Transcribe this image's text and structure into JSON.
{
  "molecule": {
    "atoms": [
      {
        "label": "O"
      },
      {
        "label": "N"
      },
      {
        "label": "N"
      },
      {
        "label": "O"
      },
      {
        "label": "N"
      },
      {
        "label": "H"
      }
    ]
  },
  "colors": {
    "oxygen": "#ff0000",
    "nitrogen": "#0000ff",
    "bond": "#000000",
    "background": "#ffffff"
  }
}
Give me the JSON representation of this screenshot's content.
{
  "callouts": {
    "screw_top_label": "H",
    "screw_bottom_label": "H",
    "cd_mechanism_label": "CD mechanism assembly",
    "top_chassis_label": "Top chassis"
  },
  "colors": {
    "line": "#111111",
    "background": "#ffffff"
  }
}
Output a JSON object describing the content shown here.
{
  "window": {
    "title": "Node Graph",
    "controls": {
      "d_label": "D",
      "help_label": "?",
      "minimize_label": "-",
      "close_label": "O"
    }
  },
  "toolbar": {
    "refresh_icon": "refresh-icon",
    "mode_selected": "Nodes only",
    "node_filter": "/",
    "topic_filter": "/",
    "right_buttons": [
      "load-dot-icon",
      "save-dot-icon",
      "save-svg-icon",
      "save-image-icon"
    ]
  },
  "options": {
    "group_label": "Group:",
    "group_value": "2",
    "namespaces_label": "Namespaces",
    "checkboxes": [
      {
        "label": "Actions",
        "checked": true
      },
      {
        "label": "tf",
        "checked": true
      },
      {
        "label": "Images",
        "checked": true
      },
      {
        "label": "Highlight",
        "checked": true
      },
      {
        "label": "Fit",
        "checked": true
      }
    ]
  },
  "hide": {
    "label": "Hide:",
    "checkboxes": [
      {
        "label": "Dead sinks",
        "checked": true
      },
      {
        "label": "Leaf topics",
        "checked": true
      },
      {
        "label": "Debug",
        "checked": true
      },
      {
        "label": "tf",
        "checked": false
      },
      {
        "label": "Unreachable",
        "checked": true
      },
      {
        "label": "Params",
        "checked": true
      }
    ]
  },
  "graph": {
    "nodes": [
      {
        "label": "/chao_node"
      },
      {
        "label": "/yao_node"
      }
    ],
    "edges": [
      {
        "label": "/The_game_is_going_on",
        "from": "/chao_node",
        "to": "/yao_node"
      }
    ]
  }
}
--- --- ---
§ YOUR OBJECTIVE:
Repeat the entries shown above, every one, word for word.

§ EXERCISE ANSWER:
Transcribe this image's text and structure into JSON.
{
  "molecule": {
    "atoms": [
      {
        "label": "O"
      },
      {
        "label": "N"
      },
      {
        "label": "N"
      },
      {
        "label": "O"
      },
      {
        "label": "N"
      },
      {
        "label": "H"
      }
    ]
  },
  "colors": {
    "oxygen": "#ff0000",
    "nitrogen": "#0000ff",
    "bond": "#000000",
    "background": "#ffffff"
  }
}
Give me the JSON representation of this screenshot's content.
{
  "callouts": {
    "screw_top_label": "H",
    "screw_bottom_label": "H",
    "cd_mechanism_label": "CD mechanism assembly",
    "top_chassis_label": "Top chassis"
  },
  "colors": {
    "line": "#111111",
    "background": "#ffffff"
  }
}
Output a JSON object describing the content shown here.
{
  "window": {
    "title": "Node Graph",
    "controls": {
      "d_label": "D",
      "help_label": "?",
      "minimize_label": "-",
      "close_label": "O"
    }
  },
  "toolbar": {
    "refresh_icon": "refresh-icon",
    "mode_selected": "Nodes only",
    "node_filter": "/",
    "topic_filter": "/",
    "right_buttons": [
      "load-dot-icon",
      "save-dot-icon",
      "save-svg-icon",
      "save-image-icon"
    ]
  },
  "options": {
    "group_label": "Group:",
    "group_value": "2",
    "namespaces_label": "Namespaces",
    "checkboxes": [
      {
        "label": "Actions",
        "checked": true
      },
      {
        "label": "tf",
        "checked": true
      },
      {
        "label": "Images",
        "checked": true
      },
      {
        "label": "Highlight",
        "checked": true
      },
      {
        "label": "Fit",
        "checked": true
      }
    ]
  },
  "hide": {
    "label": "Hide:",
    "checkboxes": [
      {
        "label": "Dead sinks",
        "checked": true
      },
      {
        "label": "Leaf topics",
        "checked": true
      },
      {
        "label": "Debug",
        "checked": true
      },
      {
        "label": "tf",
        "checked": false
      },
      {
        "label": "Unreachable",
        "checked": true
      },
      {
        "label": "Params",
        "checked": true
      }
    ]
  },
  "graph": {
    "nodes": [
      {
        "label": "/chao_node"
      },
      {
        "label": "/yao_node"
      }
    ],
    "edges": [
      {
        "label": "/The_game_is_going_on",
        "from": "/chao_node",
        "to": "/yao_node"
      }
    ]
  }
}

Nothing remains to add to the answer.